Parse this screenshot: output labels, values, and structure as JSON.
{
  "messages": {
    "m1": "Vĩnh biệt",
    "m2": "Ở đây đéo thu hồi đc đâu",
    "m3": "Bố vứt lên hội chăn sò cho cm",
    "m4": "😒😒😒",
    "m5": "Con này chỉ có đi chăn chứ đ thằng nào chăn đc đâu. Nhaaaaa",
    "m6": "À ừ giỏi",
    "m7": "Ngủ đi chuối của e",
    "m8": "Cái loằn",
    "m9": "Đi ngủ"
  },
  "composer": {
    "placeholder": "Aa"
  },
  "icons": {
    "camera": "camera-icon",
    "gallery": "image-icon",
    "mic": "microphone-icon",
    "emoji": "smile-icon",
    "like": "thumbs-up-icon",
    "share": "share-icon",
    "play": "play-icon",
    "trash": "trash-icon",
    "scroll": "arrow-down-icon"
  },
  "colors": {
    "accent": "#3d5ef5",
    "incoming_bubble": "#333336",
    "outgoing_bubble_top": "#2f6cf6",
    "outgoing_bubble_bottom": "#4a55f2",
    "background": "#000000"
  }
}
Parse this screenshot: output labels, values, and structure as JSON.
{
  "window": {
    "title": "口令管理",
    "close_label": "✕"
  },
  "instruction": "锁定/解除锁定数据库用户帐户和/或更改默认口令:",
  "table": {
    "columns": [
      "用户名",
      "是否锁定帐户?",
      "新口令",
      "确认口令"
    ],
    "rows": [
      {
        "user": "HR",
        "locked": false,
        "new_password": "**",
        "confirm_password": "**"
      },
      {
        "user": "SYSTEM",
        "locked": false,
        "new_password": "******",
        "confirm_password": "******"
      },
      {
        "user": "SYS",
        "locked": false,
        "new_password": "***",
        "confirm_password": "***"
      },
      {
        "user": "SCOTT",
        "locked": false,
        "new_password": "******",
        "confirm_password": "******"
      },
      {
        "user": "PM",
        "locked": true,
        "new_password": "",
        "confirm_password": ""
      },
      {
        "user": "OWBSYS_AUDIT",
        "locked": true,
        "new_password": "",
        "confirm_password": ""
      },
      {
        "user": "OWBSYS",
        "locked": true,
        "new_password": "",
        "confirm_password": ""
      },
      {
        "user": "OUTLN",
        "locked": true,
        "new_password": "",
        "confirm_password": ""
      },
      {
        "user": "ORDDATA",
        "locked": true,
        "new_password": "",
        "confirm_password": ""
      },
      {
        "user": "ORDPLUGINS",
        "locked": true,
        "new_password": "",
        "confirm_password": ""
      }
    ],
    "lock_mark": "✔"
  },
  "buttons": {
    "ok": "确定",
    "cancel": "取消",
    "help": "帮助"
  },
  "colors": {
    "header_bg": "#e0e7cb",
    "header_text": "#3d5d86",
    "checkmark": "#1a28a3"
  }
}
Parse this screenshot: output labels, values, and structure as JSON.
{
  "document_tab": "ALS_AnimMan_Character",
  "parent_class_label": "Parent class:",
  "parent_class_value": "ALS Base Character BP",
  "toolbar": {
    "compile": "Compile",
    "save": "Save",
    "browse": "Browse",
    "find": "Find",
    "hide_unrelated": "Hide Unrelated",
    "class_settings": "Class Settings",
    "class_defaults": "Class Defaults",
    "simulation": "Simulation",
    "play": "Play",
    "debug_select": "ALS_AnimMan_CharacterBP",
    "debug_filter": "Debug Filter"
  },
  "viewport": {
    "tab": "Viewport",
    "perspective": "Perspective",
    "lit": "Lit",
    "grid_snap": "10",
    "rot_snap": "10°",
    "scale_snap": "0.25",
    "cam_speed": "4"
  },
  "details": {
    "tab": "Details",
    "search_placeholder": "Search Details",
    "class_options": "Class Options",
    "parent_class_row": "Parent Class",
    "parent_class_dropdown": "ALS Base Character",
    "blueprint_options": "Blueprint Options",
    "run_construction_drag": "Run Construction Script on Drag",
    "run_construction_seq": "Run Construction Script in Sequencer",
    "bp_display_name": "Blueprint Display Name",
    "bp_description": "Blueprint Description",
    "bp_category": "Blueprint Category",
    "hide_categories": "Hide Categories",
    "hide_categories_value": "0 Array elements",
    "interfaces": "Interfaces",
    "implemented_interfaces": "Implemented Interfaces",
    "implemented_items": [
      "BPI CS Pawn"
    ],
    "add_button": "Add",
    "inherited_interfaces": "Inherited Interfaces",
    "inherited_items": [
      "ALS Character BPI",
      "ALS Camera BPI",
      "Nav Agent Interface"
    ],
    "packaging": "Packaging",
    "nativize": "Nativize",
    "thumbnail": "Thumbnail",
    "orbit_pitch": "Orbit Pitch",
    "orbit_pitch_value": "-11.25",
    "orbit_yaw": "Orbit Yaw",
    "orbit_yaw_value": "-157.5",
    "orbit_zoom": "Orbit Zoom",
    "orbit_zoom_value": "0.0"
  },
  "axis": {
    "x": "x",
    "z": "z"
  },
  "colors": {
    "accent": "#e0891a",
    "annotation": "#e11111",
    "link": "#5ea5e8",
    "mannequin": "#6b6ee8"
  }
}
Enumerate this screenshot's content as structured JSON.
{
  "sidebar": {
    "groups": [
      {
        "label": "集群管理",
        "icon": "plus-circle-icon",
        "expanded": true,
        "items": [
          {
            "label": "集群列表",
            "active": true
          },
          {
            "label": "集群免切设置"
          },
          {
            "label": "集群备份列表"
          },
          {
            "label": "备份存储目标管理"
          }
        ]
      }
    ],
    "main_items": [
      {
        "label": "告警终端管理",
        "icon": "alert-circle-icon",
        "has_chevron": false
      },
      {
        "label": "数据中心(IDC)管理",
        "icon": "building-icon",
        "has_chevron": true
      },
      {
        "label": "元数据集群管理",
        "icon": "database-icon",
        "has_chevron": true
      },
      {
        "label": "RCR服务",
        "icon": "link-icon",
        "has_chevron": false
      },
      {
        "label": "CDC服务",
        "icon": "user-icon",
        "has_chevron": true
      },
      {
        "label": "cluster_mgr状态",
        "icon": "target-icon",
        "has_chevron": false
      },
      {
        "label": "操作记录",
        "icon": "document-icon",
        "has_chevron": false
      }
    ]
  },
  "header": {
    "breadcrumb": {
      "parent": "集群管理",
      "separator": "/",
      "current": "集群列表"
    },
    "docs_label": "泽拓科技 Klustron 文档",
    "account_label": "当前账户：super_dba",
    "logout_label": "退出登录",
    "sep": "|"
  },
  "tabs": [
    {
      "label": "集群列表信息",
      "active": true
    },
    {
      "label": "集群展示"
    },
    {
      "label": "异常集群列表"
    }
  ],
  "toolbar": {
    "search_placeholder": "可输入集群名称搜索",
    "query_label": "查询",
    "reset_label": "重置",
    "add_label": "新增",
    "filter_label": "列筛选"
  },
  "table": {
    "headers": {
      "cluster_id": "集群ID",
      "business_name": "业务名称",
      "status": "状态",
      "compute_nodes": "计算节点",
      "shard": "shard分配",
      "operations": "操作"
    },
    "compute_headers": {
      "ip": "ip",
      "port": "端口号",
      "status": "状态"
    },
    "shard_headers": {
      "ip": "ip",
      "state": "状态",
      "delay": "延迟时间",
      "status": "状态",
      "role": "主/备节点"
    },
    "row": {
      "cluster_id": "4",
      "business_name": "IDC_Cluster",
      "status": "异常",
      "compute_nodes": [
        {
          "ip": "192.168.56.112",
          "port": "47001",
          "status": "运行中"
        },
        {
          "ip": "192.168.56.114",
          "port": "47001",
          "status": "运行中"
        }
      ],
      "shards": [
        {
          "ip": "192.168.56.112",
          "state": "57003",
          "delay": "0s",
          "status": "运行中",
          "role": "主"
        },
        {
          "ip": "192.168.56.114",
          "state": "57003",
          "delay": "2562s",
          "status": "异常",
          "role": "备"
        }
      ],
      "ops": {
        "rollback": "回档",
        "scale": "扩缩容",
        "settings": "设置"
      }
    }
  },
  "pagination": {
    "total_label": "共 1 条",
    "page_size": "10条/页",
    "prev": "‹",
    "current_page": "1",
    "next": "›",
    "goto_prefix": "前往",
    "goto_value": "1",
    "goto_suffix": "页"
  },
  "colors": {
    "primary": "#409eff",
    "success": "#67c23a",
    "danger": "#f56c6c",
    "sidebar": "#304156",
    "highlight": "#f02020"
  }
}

● **Job**: Note how many lines of the material contain the string "Interfaces". Then report that number by itself.

● **Result**: 3